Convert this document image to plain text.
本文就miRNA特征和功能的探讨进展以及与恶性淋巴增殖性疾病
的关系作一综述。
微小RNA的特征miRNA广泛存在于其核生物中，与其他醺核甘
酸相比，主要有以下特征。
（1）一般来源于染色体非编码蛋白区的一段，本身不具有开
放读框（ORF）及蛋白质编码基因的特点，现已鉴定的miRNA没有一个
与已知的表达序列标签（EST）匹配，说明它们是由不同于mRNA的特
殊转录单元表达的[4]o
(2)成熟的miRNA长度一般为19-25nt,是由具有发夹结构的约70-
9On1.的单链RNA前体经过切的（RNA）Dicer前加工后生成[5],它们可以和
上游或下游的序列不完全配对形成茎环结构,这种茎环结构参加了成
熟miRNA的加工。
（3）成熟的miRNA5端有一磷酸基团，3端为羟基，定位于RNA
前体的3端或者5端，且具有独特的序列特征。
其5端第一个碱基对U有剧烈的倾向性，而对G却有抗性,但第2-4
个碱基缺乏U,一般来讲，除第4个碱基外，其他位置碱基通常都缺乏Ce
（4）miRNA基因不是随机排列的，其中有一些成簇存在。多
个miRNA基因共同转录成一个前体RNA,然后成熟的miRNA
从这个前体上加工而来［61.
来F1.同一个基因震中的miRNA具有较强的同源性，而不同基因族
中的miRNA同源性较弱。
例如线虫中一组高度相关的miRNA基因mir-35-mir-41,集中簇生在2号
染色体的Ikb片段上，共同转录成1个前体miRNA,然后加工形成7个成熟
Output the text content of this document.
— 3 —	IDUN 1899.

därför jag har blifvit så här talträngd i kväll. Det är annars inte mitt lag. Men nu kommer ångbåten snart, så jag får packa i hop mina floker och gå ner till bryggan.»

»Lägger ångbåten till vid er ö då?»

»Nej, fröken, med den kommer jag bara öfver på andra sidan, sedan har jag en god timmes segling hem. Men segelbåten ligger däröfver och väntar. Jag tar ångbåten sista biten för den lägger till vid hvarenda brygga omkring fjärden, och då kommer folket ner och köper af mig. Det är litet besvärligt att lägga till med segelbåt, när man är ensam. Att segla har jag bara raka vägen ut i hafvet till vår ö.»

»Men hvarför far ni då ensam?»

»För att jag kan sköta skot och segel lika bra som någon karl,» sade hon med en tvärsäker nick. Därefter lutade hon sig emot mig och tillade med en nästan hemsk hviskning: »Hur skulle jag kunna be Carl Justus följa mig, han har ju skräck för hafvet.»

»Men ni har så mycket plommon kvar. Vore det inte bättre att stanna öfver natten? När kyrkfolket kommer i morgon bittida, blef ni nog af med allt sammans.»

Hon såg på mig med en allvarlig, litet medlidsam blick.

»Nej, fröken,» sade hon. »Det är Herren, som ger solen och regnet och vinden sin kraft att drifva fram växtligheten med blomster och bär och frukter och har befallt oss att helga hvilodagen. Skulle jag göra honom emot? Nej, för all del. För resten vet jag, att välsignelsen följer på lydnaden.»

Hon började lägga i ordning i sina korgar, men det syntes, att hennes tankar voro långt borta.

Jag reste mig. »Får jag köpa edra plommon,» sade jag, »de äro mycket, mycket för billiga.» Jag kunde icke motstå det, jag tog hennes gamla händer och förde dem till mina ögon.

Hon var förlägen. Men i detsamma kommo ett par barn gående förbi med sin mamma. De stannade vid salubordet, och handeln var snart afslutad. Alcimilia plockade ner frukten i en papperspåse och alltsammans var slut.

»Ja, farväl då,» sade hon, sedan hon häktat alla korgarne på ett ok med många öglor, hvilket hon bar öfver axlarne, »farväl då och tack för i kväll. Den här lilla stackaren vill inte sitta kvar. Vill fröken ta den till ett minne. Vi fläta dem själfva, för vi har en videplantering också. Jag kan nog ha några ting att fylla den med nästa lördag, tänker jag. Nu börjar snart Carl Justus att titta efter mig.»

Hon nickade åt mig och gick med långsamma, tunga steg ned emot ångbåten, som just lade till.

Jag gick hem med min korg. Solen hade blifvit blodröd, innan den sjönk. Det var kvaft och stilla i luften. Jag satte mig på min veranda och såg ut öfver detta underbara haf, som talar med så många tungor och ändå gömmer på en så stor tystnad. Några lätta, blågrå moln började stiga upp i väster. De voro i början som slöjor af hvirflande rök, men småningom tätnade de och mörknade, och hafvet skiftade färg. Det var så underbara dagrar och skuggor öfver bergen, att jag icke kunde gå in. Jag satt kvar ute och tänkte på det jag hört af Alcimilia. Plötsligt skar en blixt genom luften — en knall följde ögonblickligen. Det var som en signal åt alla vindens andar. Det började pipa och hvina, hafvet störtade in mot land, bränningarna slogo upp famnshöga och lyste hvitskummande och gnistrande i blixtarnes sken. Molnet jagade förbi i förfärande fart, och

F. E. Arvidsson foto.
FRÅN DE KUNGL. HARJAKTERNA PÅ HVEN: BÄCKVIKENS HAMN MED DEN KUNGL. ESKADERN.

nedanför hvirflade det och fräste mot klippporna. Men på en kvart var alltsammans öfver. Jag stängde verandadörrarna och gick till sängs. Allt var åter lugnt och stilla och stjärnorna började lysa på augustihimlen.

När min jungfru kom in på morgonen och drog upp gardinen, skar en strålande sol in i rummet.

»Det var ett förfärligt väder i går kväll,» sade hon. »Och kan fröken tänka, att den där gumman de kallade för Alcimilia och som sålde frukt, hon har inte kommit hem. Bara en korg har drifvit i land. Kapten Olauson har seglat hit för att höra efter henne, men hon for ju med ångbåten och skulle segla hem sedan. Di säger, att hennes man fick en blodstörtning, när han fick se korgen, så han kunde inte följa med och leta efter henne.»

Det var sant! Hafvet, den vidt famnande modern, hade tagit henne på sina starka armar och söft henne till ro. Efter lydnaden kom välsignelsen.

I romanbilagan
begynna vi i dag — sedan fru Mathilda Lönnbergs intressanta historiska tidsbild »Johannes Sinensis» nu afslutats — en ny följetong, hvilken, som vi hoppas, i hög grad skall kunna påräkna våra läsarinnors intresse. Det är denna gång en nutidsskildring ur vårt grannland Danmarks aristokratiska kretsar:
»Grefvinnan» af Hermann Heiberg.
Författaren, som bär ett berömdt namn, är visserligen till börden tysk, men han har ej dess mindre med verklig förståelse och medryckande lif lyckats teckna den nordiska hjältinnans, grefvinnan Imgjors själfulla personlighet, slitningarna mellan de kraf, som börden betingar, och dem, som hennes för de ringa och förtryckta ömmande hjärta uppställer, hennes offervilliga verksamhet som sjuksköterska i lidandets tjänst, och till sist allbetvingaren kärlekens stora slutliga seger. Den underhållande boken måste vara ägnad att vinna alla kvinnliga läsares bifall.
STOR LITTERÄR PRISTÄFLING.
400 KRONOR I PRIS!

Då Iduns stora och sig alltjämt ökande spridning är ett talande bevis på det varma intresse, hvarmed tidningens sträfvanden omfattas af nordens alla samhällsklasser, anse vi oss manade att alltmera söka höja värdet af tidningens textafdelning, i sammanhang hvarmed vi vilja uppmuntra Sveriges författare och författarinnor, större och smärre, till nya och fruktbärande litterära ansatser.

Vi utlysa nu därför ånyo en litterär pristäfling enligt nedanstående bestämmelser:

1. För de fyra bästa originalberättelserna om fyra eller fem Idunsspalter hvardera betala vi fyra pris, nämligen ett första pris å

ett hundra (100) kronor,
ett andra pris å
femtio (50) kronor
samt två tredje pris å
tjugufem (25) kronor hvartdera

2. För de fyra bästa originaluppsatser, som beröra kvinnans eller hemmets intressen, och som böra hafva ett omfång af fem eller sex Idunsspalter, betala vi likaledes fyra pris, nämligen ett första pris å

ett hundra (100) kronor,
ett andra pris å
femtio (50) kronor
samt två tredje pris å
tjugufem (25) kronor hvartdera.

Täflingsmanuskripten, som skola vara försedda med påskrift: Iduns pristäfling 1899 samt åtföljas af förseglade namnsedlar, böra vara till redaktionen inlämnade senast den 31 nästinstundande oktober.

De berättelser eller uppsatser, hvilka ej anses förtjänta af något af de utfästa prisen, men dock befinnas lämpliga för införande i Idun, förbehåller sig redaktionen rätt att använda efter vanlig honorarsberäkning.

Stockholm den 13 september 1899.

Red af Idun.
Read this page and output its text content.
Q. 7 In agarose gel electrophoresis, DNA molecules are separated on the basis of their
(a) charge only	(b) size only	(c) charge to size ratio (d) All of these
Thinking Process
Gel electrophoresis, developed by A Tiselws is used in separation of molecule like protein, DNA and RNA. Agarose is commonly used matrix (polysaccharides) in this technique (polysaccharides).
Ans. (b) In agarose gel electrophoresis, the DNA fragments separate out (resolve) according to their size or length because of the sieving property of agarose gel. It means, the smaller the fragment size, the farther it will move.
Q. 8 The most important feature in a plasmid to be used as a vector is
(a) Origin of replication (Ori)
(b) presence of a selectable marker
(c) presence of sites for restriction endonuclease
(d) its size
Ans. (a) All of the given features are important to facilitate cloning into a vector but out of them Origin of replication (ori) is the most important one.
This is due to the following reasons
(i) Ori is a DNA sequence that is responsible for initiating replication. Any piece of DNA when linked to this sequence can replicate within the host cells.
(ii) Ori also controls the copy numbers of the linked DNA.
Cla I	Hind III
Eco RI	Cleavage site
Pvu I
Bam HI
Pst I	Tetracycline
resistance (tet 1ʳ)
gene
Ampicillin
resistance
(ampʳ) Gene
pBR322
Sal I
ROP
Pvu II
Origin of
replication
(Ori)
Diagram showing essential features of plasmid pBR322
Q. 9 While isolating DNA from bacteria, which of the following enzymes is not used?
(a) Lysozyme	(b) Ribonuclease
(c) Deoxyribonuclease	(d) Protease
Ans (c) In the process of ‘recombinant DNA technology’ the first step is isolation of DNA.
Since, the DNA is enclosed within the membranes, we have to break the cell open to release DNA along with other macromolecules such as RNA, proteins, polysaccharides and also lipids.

Work order: Filter the listing down to the lines holding the word "blifvit", and return those.

Exercise output:
därför jag har blifvit så här talträngd i kväll. Det är annars inte mitt lag. Men nu kommer ångbåten snart, så jag får packa i hop mina floker och gå ner till bryggan.»
Jag gick hem med min korg. Solen hade blifvit blodröd, innan den sjönk. Det var kvaft och stilla i luften. Jag satte mig på min veranda och såg ut öfver detta underbara haf, som talar med så många tungor och ändå gömmer på en så stor tystnad. Några lätta, blågrå moln började stiga upp i väster. De voro i början som slöjor af hvirflande rök, men småningom tätnade de och mörknade, och hafvet skiftade färg. Det var så underbara dagrar och skuggor öfver bergen, att jag icke kunde gå in. Jag satt kvar ute och tänkte på det jag hört af Alcimilia. Plötsligt skar en blixt genom luften — en knall följde ögonblickligen. Det var som en signal åt alla vindens andar. Det började pipa och hvina, hafvet störtade in mot land, bränningarna slogo upp famnshöga och lyste hvitskummande och gnistrande i blixtarnes sken. Molnet jagade förbi i förfärande fart, och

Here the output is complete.